» Text segment
———
# Chinese 'Magic' intrigues Mavericks



## croco (Feb 14, 2005)

Chinese 'Magic' intrigues Mavericks

11:48 AM CDT on Wednesday, June 27, 2007
By EDDIE SEFKO / The Dallas Morning News 
[email protected] 

Some nicknames are overused and unfair. The next Michael Jordan, for instance. 

And then there's this one: the Chinese Magic Johnson. 

It's equal parts unfair and unheard of. 

To think of an NBA prospect coming from the land of Yao Ming with a syrupy game built around a pass-first mentality, it strains the limit of the credibility scale. 

But Sun Yue is 22 years old, 6-9 and coming off a season in which he averaged 10.5 assists for a Chinese professional team that relocated in midseason to Los Angeles and played in the American Basketball Association. 

He's grateful for the comparisons to the Magician, but he doesn't put too much stock in them. 

"I have a different style," said Sun on Tuesday after a workout for the Mavericks. "Yes, I'm like him because I pass more than score. Maybe I play kind of like him, but he was a superstar."
———
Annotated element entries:
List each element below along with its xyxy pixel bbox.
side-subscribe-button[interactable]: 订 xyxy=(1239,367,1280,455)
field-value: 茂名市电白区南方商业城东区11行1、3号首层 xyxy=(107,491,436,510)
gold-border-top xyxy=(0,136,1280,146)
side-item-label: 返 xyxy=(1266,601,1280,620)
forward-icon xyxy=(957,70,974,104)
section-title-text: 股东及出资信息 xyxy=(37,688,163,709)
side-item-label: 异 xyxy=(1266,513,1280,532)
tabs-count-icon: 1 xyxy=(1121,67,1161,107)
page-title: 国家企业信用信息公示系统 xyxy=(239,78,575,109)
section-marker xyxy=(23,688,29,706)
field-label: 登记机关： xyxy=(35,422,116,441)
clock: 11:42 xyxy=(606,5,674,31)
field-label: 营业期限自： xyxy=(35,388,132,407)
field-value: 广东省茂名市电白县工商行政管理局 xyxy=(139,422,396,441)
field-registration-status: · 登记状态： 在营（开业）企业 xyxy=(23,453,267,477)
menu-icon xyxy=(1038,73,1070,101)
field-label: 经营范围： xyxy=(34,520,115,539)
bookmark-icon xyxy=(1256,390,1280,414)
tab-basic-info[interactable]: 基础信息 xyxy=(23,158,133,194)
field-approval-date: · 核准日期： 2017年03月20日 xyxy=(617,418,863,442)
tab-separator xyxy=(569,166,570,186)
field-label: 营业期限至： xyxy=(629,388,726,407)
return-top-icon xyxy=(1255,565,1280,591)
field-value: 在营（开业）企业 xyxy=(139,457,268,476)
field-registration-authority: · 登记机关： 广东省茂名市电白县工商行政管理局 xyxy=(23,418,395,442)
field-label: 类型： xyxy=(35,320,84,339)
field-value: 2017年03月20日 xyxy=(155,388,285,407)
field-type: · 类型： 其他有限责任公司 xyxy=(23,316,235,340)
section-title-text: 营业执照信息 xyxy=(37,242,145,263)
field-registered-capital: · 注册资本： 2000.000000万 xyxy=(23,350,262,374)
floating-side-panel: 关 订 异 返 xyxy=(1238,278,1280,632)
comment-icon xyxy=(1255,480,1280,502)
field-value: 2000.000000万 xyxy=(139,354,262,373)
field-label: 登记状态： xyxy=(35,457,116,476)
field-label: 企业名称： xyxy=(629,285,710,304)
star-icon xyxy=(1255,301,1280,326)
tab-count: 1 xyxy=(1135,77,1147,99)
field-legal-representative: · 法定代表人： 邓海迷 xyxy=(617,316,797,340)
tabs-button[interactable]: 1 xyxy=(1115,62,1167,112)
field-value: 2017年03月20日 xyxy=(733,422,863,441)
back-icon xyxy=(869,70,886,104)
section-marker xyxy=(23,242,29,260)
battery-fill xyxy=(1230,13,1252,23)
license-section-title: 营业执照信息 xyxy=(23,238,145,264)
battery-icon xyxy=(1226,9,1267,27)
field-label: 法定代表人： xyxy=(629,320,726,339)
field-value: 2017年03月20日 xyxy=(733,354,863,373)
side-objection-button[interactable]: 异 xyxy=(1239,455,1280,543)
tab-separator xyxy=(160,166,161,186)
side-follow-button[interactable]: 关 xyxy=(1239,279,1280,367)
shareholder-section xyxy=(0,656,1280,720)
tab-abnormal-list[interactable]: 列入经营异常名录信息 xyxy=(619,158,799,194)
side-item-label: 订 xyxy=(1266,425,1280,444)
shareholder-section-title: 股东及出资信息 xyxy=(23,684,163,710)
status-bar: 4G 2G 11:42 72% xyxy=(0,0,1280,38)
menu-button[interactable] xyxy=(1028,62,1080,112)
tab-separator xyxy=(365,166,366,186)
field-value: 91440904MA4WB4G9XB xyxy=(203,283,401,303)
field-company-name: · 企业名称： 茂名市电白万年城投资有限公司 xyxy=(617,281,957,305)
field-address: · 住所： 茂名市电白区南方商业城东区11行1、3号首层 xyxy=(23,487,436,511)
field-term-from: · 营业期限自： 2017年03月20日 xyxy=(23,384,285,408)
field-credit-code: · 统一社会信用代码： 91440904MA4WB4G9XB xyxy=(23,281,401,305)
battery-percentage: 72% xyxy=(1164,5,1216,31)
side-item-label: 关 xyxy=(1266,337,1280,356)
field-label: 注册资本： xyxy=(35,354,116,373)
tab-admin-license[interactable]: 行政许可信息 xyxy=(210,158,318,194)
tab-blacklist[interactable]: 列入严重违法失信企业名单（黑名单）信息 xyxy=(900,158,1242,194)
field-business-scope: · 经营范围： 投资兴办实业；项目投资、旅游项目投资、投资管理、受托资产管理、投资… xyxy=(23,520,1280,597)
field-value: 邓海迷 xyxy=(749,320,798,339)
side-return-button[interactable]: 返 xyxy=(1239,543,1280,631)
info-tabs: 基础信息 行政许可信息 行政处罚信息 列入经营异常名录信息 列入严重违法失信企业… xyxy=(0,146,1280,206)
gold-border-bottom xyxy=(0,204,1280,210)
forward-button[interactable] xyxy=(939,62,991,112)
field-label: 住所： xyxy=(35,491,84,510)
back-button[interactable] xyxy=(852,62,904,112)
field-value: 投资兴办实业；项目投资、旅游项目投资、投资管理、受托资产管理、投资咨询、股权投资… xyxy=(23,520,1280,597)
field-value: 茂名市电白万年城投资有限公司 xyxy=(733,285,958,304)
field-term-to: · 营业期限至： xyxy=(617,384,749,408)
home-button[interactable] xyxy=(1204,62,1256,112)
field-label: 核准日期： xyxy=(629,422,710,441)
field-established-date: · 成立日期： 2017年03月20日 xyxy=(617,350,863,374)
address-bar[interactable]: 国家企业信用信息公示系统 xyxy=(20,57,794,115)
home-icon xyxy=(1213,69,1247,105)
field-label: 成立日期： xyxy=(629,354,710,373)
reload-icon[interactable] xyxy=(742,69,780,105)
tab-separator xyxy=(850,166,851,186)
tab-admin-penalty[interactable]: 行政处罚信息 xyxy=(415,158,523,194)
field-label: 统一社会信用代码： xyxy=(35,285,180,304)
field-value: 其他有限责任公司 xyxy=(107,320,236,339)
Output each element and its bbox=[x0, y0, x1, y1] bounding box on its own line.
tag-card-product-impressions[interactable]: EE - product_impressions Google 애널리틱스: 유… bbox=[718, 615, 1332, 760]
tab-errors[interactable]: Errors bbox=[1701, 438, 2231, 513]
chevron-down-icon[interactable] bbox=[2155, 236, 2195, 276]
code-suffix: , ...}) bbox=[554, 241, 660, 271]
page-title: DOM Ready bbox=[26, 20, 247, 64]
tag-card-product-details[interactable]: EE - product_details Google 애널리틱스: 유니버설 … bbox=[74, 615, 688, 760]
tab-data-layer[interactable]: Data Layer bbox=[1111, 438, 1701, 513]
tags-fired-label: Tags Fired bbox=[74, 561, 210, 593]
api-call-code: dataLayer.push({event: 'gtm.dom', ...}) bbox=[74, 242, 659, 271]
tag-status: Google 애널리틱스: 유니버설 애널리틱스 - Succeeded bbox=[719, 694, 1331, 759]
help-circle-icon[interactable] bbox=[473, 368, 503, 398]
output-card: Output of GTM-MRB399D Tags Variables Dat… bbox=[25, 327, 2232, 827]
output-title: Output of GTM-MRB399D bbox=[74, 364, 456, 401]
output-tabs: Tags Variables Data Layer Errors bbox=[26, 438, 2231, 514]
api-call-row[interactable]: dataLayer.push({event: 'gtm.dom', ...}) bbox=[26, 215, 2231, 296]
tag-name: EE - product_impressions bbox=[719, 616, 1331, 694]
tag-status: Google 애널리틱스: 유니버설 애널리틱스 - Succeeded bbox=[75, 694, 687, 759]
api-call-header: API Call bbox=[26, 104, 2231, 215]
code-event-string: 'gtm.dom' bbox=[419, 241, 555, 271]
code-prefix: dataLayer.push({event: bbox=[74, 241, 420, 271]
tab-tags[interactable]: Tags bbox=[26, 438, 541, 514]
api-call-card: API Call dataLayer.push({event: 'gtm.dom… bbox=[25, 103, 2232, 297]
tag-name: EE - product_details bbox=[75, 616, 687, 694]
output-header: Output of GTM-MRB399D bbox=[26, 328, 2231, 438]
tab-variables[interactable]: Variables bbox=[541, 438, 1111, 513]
———
» Exercise goal
Answer these questions from the article about Sun Yue:
(a) How many assists did Sun Yue average last season?
(b) In which league did his team play after relocating to Los Angeles?
(c) For which team did he work out on Tuesday?

» Solution to the problem
(a) 10.5 assists
(b) The American Basketball Association
(c) The Mavericks